**THE REQUEST:** Out of the lines below, please list those that hold the string "image".

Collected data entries
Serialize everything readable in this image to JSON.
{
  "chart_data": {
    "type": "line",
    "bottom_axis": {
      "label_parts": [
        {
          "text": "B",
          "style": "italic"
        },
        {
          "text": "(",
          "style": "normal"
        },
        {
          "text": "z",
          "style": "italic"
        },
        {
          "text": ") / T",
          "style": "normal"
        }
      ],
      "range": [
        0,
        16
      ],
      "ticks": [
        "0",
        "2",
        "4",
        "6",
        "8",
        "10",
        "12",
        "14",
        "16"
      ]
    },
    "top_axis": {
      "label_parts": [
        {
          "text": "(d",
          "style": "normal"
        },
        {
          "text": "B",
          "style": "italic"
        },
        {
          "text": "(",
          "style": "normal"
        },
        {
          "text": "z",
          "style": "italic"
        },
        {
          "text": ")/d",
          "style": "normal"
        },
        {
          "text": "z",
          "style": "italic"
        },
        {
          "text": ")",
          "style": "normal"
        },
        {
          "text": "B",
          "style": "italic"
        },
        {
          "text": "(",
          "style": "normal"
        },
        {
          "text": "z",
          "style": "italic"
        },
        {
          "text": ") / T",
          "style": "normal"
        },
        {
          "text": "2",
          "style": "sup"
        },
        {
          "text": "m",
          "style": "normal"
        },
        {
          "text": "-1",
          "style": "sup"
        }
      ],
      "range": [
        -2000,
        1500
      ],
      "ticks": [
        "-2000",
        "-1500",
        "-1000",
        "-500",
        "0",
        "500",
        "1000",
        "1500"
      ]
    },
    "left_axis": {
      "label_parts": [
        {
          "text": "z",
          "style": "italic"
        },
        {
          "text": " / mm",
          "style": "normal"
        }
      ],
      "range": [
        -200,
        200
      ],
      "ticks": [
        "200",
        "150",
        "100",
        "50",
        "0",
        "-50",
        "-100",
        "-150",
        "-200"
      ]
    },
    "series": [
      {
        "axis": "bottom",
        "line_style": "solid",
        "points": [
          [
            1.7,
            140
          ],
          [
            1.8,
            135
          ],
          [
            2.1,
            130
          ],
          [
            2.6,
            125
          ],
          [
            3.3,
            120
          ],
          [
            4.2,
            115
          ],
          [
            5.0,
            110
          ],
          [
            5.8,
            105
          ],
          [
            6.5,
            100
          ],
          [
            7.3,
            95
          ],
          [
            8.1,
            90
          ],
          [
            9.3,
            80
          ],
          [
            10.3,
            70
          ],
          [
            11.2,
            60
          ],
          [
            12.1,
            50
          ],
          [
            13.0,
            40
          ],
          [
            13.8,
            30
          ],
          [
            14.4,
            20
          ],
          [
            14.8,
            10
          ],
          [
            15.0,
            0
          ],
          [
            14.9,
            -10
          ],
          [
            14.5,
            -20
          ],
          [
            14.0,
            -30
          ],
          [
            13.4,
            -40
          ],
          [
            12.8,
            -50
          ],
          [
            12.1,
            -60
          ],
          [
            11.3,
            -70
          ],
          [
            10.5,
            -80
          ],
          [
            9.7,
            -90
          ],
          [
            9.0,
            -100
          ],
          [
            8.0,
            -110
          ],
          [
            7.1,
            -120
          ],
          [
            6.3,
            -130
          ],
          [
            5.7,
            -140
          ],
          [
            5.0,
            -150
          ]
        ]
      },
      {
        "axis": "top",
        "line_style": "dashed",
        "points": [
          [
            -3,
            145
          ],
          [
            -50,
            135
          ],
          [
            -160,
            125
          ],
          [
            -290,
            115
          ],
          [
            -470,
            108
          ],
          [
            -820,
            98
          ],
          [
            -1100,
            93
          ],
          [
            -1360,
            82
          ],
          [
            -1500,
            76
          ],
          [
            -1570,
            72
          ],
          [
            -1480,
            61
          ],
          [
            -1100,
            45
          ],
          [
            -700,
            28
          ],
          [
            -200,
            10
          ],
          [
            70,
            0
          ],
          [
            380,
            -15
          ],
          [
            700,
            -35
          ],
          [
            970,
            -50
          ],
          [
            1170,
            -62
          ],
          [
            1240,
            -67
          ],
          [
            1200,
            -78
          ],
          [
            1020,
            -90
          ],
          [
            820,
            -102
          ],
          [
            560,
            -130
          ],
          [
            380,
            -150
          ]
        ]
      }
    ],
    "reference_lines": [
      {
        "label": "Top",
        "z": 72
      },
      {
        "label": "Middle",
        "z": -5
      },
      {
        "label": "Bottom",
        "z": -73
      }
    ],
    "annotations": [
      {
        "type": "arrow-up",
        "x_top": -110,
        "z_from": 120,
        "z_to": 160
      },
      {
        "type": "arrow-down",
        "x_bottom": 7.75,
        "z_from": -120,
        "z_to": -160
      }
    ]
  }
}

==

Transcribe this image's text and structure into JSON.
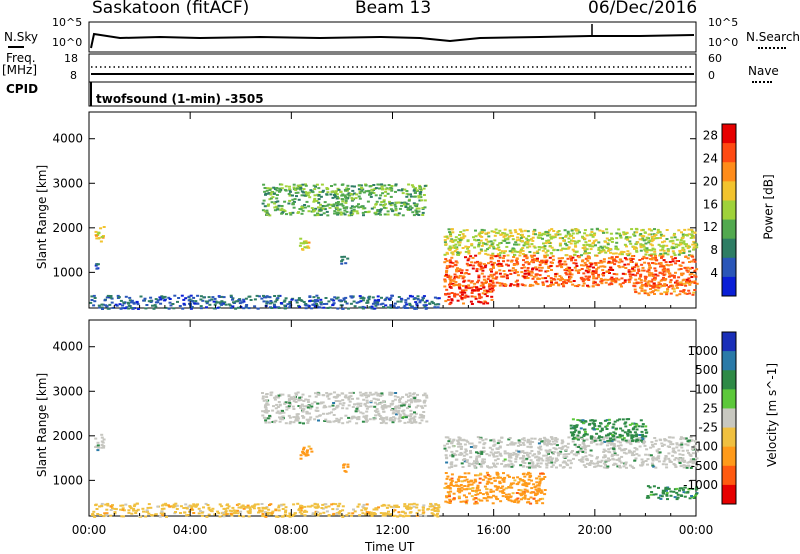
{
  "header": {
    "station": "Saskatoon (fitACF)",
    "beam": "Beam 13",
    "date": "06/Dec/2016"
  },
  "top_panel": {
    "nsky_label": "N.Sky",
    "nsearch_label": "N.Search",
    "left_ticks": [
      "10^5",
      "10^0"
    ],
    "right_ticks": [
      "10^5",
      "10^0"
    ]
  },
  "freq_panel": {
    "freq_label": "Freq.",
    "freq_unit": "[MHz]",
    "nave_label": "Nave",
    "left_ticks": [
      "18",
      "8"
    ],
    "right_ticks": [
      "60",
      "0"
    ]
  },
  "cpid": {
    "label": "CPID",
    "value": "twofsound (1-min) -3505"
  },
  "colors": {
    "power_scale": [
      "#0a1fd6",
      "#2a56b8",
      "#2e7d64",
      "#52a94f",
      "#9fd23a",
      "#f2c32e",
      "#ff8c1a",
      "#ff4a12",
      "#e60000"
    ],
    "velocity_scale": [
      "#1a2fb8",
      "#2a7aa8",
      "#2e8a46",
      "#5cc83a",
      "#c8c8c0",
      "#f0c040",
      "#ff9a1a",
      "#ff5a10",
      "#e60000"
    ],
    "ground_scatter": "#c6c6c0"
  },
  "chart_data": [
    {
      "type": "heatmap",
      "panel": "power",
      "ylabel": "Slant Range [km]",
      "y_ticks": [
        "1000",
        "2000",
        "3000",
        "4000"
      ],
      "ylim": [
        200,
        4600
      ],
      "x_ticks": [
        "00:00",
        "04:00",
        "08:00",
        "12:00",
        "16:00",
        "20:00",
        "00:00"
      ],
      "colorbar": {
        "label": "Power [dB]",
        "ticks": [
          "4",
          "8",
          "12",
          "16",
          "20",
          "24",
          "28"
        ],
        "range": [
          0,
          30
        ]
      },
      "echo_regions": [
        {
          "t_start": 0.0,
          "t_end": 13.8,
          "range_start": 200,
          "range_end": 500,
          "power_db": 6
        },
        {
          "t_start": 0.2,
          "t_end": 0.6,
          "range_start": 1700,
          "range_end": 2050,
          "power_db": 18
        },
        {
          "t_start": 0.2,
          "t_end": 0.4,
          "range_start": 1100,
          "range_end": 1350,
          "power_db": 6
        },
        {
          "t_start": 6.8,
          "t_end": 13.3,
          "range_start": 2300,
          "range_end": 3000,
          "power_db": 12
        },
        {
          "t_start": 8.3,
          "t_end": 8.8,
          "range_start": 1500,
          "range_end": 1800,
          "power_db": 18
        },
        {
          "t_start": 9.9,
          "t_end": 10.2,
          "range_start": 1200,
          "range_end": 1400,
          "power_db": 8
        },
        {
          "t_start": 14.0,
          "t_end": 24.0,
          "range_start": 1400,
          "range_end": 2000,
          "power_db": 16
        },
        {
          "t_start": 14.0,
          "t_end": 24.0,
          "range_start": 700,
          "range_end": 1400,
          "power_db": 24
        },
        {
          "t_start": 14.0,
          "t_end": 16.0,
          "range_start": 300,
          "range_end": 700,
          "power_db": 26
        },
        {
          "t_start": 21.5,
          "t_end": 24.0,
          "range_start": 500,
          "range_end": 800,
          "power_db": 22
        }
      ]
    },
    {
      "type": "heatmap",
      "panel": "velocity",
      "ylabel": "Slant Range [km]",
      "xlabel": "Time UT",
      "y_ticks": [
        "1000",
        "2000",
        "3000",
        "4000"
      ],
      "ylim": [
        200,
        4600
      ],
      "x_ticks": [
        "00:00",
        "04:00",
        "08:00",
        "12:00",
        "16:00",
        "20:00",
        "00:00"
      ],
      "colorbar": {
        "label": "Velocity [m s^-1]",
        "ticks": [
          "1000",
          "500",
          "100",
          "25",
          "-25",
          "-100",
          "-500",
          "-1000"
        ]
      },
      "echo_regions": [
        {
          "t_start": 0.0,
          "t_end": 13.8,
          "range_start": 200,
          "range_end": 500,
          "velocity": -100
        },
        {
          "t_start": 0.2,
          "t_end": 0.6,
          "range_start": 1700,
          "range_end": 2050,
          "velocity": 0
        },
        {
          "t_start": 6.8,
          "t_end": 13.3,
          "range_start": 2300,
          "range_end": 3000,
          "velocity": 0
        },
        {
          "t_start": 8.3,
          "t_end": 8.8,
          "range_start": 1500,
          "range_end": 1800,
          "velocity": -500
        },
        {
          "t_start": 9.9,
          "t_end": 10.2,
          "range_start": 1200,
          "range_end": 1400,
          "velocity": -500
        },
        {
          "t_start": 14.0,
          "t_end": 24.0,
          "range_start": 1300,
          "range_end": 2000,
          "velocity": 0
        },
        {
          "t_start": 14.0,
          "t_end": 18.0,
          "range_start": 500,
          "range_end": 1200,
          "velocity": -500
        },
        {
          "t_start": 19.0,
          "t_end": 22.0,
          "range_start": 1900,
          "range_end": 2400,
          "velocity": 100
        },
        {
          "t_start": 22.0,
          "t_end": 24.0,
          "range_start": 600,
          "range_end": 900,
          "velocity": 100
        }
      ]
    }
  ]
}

**COMPLETE ANSWER:**
Serialize everything readable in this image to JSON.
Transcribe this image's text and structure into JSON.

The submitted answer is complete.